| SELECTED PASSAGE |

────────────────────────────────────────

Robert Daly. Getty Images.

A long, long time ago (whenever fishing became a recreational thing), a father took his young son out on the boat for the first time. The kid hated it. He thought fishing sucked shit. His stupid dad had the audacity to drag him out of bed on a Saturday morning at the ungodly hour of 5am, because "that's when the fish are biting", only for them to sit bored in the middle of a man-made "lake" on a dumb fucking boat for 4 hours without getting so much as a nibble.

But a few weeks later, after much coercing, the father convinced his son to give fishing another chance. Some of his dad's fondest childhood memories were from days spent on the lake fishing with his father. If he isn't able to pass that tradition down to his son, he's literally going to kill himself. Thankfully, this time around, they had better luck. The kid got a bite almost instantly. Dad even managed to talk his son through the process of reeling it in all on his own. The kid was fired up to have caught his first fish. The dad was fired up that his son wasn't gay. It was a beautiful moment.

However, when the kid got a closer look at his fish struggling in the boat, he started to feel bad. The poor little guy was flopping around like mad. Gasping for water with a ol' big hook pierced clean through the side of his face. The dad could see the concern on his son's face. "Maybe I jumped the gun on the not gay celebration", he thought to himself.

────────────────────────────────────────

| AVAILABLE DATA |

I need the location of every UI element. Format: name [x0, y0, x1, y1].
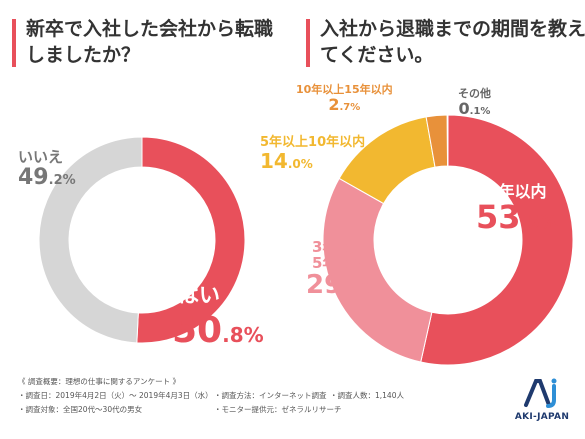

────────────────────────────────────────

| TO DO |
1 - In the passage about the fishing trip, at what hour did the father drag his son out of bed on the Saturday morning?
2 - Reproduce the passage about the fishing trip verbatim between "A long, long" and "as a nibble.", inclusive.
The data stands apart from the passage about the fishing trip.

| PER-TASK OUTPUTS |
1 - 5am

2 -
A long, long time ago (whenever fishing became a recreational thing), a father took his young son out on the boat for the first time. The kid hated it. He thought fishing sucked shit. His stupid dad had the audacity to drag him out of bed on a Saturday morning at the ungodly hour of 5am, because "that's when the fish are biting", only for them to sit bored in the middle of a man-made "lake" on a dumb fucking boat for 4 hours without getting so much as a nibble.